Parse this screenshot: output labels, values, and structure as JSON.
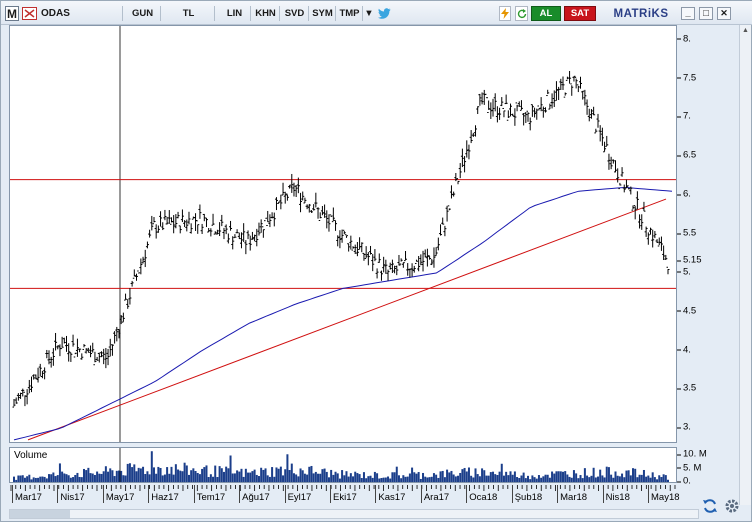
{
  "toolbar": {
    "icon_m": "M",
    "symbol": "ODAS",
    "period": "GUN",
    "currency": "TL",
    "scale_lin": "LIN",
    "khn": "KHN",
    "svd": "SVD",
    "sym": "SYM",
    "tmp": "TMP",
    "dropdown_arrow": "▼",
    "twitter_icon": "twitter-icon",
    "lightning_icon": "lightning-icon",
    "refresh_icon": "refresh-icon",
    "buy_label": "AL",
    "sell_label": "SAT",
    "brand": "MATRiKS",
    "minimize": "_",
    "maximize": "□",
    "close": "✕"
  },
  "price_axis": {
    "ticks": [
      {
        "label": "8.",
        "value": 8.0
      },
      {
        "label": "7.5",
        "value": 7.5
      },
      {
        "label": "7.",
        "value": 7.0
      },
      {
        "label": "6.5",
        "value": 6.5
      },
      {
        "label": "6.",
        "value": 6.0
      },
      {
        "label": "5.5",
        "value": 5.5
      },
      {
        "label": "5.15",
        "value": 5.15
      },
      {
        "label": "5.",
        "value": 5.0
      },
      {
        "label": "4.5",
        "value": 4.5
      },
      {
        "label": "4.",
        "value": 4.0
      },
      {
        "label": "3.5",
        "value": 3.5
      },
      {
        "label": "3.",
        "value": 3.0
      }
    ]
  },
  "volume_panel": {
    "label": "Volume",
    "ticks": [
      {
        "label": "10. M",
        "value": 10
      },
      {
        "label": "5. M",
        "value": 5
      },
      {
        "label": "0.",
        "value": 0
      }
    ]
  },
  "date_axis": {
    "labels": [
      "Mar17",
      "Nis17",
      "May17",
      "Haz17",
      "Tem17",
      "Ağu17",
      "Eyl17",
      "Eki17",
      "Kas17",
      "Ara17",
      "Oca18",
      "Şub18",
      "Mar18",
      "Nis18",
      "May18"
    ]
  },
  "chart_data": {
    "type": "line",
    "title": "",
    "xlabel": "",
    "ylabel": "",
    "x": [
      "Mar17",
      "Nis17",
      "May17",
      "Haz17",
      "Tem17",
      "Ağu17",
      "Eyl17",
      "Eki17",
      "Kas17",
      "Ara17",
      "Oca18",
      "Şub18",
      "Mar18",
      "Nis18",
      "May18"
    ],
    "ylim": [
      2.9,
      8.1
    ],
    "series": [
      {
        "role": "price-bars",
        "color": "#000000",
        "values": [
          3.3,
          4.1,
          3.9,
          5.6,
          5.7,
          5.4,
          6.1,
          5.5,
          5.0,
          5.2,
          7.2,
          7.0,
          7.5,
          6.2,
          5.15
        ]
      },
      {
        "role": "moving-average",
        "color": "#1a1ab0",
        "values": [
          2.85,
          3.0,
          3.3,
          3.6,
          4.0,
          4.35,
          4.6,
          4.8,
          4.9,
          5.0,
          5.4,
          5.85,
          6.05,
          6.1,
          6.05
        ]
      },
      {
        "role": "volume",
        "color": "#1b3e8a",
        "values": [
          1.5,
          3.0,
          4.0,
          5.5,
          4.5,
          3.5,
          5.0,
          3.0,
          2.5,
          3.0,
          4.0,
          2.5,
          3.5,
          4.0,
          2.0
        ]
      }
    ],
    "horizontal_lines": [
      6.2,
      4.8
    ],
    "trendline": {
      "color": "#d01010",
      "from": {
        "x": "Mar17",
        "y": 2.85
      },
      "to": {
        "x": "May18",
        "y": 5.95
      }
    },
    "grid": false,
    "legend": "none"
  },
  "colors": {
    "panel_bg": "#ffffff",
    "buy": "#198c2a",
    "sell": "#c8141c",
    "brand": "#2b3f86",
    "hline": "#d01010",
    "ma": "#1a1ab0",
    "volume": "#1b3e8a"
  },
  "icons": {
    "sync": "sync-icon",
    "settings": "settings-icon"
  }
}
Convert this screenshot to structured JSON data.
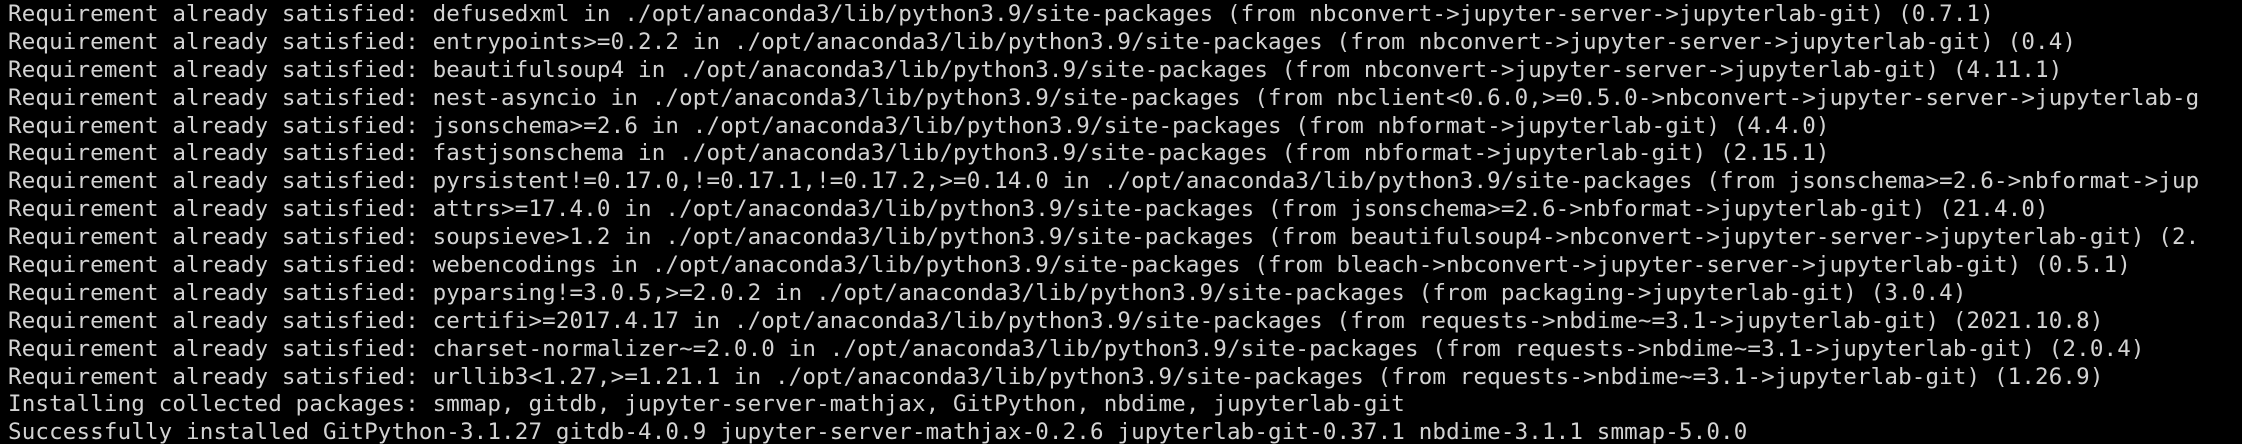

[Short task] All entries must be written out again exactly as given, with no pictures in the copy.

[Task response]
Parse this screenshot: output labels, values, and structure as JSON.
{
  "toolbar": {
    "icon_m": "M",
    "symbol": "ODAS",
    "period": "GUN",
    "currency": "TL",
    "scale_lin": "LIN",
    "khn": "KHN",
    "svd": "SVD",
    "sym": "SYM",
    "tmp": "TMP",
    "dropdown_arrow": "▼",
    "twitter_icon": "twitter-icon",
    "lightning_icon": "lightning-icon",
    "refresh_icon": "refresh-icon",
    "buy_label": "AL",
    "sell_label": "SAT",
    "brand": "MATRiKS",
    "minimize": "_",
    "maximize": "□",
    "close": "✕"
  },
  "price_axis": {
    "ticks": [
      {
        "label": "8.",
        "value": 8.0
      },
      {
        "label": "7.5",
        "value": 7.5
      },
      {
        "label": "7.",
        "value": 7.0
      },
      {
        "label": "6.5",
        "value": 6.5
      },
      {
        "label": "6.",
        "value": 6.0
      },
      {
        "label": "5.5",
        "value": 5.5
      },
      {
        "label": "5.15",
        "value": 5.15
      },
      {
        "label": "5.",
        "value": 5.0
      },
      {
        "label": "4.5",
        "value": 4.5
      },
      {
        "label": "4.",
        "value": 4.0
      },
      {
        "label": "3.5",
        "value": 3.5
      },
      {
        "label": "3.",
        "value": 3.0
      }
    ]
  },
  "volume_panel": {
    "label": "Volume",
    "ticks": [
      {
        "label": "10. M",
        "value": 10
      },
      {
        "label": "5. M",
        "value": 5
      },
      {
        "label": "0.",
        "value": 0
      }
    ]
  },
  "date_axis": {
    "labels": [
      "Mar17",
      "Nis17",
      "May17",
      "Haz17",
      "Tem17",
      "Ağu17",
      "Eyl17",
      "Eki17",
      "Kas17",
      "Ara17",
      "Oca18",
      "Şub18",
      "Mar18",
      "Nis18",
      "May18"
    ]
  },
  "chart_data": {
    "type": "line",
    "title": "",
    "xlabel": "",
    "ylabel": "",
    "x": [
      "Mar17",
      "Nis17",
      "May17",
      "Haz17",
      "Tem17",
      "Ağu17",
      "Eyl17",
      "Eki17",
      "Kas17",
      "Ara17",
      "Oca18",
      "Şub18",
      "Mar18",
      "Nis18",
      "May18"
    ],
    "ylim": [
      2.9,
      8.1
    ],
    "series": [
      {
        "role": "price-bars",
        "color": "#000000",
        "values": [
          3.3,
          4.1,
          3.9,
          5.6,
          5.7,
          5.4,
          6.1,
          5.5,
          5.0,
          5.2,
          7.2,
          7.0,
          7.5,
          6.2,
          5.15
        ]
      },
      {
        "role": "moving-average",
        "color": "#1a1ab0",
        "values": [
          2.85,
          3.0,
          3.3,
          3.6,
          4.0,
          4.35,
          4.6,
          4.8,
          4.9,
          5.0,
          5.4,
          5.85,
          6.05,
          6.1,
          6.05
        ]
      },
      {
        "role": "volume",
        "color": "#1b3e8a",
        "values": [
          1.5,
          3.0,
          4.0,
          5.5,
          4.5,
          3.5,
          5.0,
          3.0,
          2.5,
          3.0,
          4.0,
          2.5,
          3.5,
          4.0,
          2.0
        ]
      }
    ],
    "horizontal_lines": [
      6.2,
      4.8
    ],
    "trendline": {
      "color": "#d01010",
      "from": {
        "x": "Mar17",
        "y": 2.85
      },
      "to": {
        "x": "May18",
        "y": 5.95
      }
    },
    "grid": false,
    "legend": "none"
  },
  "colors": {
    "panel_bg": "#ffffff",
    "buy": "#198c2a",
    "sell": "#c8141c",
    "brand": "#2b3f86",
    "hline": "#d01010",
    "ma": "#1a1ab0",
    "volume": "#1b3e8a"
  },
  "icons": {
    "sync": "sync-icon",
    "settings": "settings-icon"
  }
}
Convert this screenshot to structured JSON data.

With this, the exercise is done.